WHAT TO PRODUCE:
Scan the entries below. List each line with "data".

THE RECORDS:
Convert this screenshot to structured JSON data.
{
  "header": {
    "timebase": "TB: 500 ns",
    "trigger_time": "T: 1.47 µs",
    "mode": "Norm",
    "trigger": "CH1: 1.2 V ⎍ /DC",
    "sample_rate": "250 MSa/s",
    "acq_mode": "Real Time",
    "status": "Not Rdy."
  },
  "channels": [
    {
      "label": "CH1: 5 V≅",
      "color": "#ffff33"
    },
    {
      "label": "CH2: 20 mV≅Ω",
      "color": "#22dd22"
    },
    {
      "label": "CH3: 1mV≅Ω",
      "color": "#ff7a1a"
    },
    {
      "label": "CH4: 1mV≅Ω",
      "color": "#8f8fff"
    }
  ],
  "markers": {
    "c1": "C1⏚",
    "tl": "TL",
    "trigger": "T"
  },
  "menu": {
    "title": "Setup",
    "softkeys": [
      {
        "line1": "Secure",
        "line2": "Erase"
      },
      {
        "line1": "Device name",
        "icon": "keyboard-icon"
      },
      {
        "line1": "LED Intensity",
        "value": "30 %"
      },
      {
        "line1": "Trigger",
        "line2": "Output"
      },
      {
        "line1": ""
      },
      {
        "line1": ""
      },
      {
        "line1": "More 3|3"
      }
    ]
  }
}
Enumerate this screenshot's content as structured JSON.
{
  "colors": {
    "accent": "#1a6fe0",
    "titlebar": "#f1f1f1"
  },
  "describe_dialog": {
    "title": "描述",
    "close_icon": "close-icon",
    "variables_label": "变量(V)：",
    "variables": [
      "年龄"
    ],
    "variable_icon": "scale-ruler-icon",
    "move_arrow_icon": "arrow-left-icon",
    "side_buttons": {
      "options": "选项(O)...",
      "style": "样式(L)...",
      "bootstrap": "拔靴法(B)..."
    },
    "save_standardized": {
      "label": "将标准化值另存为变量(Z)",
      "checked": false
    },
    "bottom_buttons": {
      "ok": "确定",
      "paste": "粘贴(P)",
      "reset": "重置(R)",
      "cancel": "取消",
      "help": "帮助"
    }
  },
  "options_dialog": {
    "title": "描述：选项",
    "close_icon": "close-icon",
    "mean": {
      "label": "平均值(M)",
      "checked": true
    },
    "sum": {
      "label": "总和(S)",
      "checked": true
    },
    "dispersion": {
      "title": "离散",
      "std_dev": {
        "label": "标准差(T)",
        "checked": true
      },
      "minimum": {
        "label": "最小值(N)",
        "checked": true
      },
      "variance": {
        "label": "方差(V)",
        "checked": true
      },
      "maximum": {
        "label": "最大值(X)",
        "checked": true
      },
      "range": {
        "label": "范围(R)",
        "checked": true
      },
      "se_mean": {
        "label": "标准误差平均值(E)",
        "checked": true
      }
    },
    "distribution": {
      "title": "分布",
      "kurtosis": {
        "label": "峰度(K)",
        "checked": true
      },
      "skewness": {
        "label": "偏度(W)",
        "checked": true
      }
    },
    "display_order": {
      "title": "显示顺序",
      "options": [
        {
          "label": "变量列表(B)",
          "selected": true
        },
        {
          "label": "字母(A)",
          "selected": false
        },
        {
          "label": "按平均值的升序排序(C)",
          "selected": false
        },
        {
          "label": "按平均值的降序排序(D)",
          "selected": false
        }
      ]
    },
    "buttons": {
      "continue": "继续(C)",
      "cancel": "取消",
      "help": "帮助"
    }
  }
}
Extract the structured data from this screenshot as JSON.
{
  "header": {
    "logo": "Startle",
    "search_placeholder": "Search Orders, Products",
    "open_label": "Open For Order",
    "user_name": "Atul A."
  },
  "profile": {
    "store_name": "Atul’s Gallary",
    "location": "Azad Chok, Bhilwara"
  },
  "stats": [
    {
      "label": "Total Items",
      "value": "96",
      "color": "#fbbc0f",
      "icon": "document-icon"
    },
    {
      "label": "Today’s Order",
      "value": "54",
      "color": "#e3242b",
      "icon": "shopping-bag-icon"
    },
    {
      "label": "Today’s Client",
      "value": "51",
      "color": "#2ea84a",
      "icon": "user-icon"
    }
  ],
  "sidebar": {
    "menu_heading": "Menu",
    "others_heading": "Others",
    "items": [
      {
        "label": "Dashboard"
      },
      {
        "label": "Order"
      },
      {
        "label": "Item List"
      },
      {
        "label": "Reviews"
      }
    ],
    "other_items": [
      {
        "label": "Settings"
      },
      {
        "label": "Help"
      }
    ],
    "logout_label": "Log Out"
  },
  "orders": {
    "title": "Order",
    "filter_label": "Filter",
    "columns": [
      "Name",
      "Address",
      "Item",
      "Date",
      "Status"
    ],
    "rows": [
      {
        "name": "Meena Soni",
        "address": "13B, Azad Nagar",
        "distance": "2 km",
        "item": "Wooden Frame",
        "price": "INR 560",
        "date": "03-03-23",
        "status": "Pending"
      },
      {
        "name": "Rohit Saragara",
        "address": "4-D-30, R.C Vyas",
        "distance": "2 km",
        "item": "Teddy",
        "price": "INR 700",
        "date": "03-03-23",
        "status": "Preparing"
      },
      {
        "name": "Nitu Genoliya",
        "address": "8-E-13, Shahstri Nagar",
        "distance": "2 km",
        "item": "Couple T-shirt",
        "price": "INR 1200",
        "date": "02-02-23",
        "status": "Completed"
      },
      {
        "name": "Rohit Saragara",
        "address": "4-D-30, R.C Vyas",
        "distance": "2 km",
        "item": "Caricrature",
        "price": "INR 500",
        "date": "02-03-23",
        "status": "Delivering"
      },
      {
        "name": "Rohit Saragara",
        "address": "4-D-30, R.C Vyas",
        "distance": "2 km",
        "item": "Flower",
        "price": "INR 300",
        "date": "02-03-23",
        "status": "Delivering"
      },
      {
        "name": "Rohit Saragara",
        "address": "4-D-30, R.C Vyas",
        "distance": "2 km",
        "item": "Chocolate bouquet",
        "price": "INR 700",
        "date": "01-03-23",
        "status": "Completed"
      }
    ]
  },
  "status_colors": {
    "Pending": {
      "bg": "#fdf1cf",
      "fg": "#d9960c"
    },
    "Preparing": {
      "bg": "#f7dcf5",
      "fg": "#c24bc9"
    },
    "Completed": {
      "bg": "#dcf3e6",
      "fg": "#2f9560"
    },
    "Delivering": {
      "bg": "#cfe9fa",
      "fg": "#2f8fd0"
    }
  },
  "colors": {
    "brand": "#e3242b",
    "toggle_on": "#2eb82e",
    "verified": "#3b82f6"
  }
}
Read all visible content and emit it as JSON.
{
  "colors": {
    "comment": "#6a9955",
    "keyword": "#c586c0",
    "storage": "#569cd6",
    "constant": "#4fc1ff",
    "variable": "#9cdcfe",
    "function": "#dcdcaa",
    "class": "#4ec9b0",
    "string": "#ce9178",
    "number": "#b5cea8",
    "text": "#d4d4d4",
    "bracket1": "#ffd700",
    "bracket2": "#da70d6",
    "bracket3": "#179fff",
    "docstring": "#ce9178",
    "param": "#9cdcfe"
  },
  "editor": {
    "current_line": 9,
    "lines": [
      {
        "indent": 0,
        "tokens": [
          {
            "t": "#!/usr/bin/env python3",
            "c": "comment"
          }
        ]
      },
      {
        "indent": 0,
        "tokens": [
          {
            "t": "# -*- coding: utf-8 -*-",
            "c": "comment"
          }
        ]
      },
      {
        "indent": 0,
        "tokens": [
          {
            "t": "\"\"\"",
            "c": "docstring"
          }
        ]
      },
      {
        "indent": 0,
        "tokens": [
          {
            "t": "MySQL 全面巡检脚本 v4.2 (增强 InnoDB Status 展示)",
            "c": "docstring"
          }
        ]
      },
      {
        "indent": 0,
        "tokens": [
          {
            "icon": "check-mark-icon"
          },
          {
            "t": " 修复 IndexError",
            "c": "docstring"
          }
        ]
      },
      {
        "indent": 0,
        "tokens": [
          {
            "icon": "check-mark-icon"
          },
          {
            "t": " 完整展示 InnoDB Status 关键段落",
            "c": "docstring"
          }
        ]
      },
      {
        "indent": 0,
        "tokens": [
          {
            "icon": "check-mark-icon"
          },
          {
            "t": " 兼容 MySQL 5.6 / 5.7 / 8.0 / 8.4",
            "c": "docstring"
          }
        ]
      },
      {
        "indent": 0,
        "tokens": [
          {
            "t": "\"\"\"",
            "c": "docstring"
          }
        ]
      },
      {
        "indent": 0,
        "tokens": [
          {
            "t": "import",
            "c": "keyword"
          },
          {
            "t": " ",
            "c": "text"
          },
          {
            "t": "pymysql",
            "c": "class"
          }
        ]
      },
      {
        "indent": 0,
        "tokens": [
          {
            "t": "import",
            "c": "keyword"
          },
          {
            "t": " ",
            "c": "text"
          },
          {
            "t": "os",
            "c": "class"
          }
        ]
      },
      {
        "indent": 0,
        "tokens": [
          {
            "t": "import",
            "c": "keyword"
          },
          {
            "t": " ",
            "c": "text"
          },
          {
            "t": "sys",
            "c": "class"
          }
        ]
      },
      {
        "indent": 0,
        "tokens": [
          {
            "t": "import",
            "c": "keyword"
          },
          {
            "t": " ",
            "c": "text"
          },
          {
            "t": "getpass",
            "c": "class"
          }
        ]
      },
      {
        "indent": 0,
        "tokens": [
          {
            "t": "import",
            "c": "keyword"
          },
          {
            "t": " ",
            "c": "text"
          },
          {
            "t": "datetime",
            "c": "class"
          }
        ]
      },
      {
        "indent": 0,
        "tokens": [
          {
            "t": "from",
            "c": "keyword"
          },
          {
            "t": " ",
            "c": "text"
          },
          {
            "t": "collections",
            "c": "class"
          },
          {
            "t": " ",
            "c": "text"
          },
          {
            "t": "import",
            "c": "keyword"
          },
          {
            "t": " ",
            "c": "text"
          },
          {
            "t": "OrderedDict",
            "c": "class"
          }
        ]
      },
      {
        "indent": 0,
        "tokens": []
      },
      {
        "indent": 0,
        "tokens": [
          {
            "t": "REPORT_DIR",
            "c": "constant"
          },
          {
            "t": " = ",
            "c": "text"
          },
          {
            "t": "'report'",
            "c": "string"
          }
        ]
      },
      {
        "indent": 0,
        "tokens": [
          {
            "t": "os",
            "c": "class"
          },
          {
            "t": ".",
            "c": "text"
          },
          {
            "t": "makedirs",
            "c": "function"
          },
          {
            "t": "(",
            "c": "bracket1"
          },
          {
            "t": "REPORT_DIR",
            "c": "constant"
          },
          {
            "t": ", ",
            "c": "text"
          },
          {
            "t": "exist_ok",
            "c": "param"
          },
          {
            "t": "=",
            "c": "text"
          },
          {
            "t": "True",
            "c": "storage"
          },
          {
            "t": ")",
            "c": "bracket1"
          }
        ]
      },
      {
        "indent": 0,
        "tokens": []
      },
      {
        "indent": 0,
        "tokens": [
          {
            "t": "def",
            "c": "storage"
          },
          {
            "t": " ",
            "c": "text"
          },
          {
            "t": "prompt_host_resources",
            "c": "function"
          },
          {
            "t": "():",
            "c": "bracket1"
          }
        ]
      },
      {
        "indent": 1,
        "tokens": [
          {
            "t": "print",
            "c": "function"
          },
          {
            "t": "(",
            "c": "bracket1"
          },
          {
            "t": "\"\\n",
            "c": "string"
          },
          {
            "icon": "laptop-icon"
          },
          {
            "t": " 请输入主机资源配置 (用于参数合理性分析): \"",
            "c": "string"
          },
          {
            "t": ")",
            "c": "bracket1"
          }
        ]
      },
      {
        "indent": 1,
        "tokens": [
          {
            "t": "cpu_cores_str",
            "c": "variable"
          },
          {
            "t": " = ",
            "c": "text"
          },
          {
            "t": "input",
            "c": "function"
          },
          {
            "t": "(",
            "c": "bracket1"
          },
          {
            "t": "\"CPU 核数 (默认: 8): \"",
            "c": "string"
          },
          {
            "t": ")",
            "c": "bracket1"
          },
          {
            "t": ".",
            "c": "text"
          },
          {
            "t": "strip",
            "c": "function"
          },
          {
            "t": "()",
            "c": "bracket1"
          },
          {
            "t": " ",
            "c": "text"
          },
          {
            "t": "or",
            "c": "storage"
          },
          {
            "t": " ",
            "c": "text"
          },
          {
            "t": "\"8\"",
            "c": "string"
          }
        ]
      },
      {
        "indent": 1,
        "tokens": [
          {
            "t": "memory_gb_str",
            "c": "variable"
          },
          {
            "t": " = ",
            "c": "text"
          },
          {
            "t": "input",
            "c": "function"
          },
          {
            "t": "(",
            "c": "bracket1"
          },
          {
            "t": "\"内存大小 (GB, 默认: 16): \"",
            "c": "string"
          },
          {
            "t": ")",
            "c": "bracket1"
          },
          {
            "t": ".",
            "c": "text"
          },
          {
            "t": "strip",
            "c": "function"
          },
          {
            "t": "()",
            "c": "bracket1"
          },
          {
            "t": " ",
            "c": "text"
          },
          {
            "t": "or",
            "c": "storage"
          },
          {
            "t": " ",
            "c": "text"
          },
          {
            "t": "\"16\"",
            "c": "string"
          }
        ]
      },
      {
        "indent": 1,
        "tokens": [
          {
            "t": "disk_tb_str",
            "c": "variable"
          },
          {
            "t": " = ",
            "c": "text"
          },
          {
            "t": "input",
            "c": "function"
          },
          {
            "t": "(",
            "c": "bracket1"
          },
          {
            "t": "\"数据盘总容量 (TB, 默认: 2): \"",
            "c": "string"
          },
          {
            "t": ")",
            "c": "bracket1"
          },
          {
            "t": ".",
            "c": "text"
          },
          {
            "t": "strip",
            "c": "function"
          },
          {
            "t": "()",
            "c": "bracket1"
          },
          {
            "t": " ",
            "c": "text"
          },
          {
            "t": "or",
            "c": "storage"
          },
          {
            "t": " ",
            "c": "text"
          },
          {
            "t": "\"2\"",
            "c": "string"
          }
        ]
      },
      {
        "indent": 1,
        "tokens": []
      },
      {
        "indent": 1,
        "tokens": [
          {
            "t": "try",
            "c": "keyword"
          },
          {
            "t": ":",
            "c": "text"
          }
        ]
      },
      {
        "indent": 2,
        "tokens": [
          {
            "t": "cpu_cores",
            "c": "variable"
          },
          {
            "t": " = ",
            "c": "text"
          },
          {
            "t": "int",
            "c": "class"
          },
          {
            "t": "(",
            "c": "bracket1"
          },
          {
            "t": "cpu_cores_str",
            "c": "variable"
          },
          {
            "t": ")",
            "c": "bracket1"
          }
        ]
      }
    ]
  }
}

COMPLETE RESPONSE:
Convert this screenshot to structured JSON data.
Extract the structured data from this screenshot as JSON.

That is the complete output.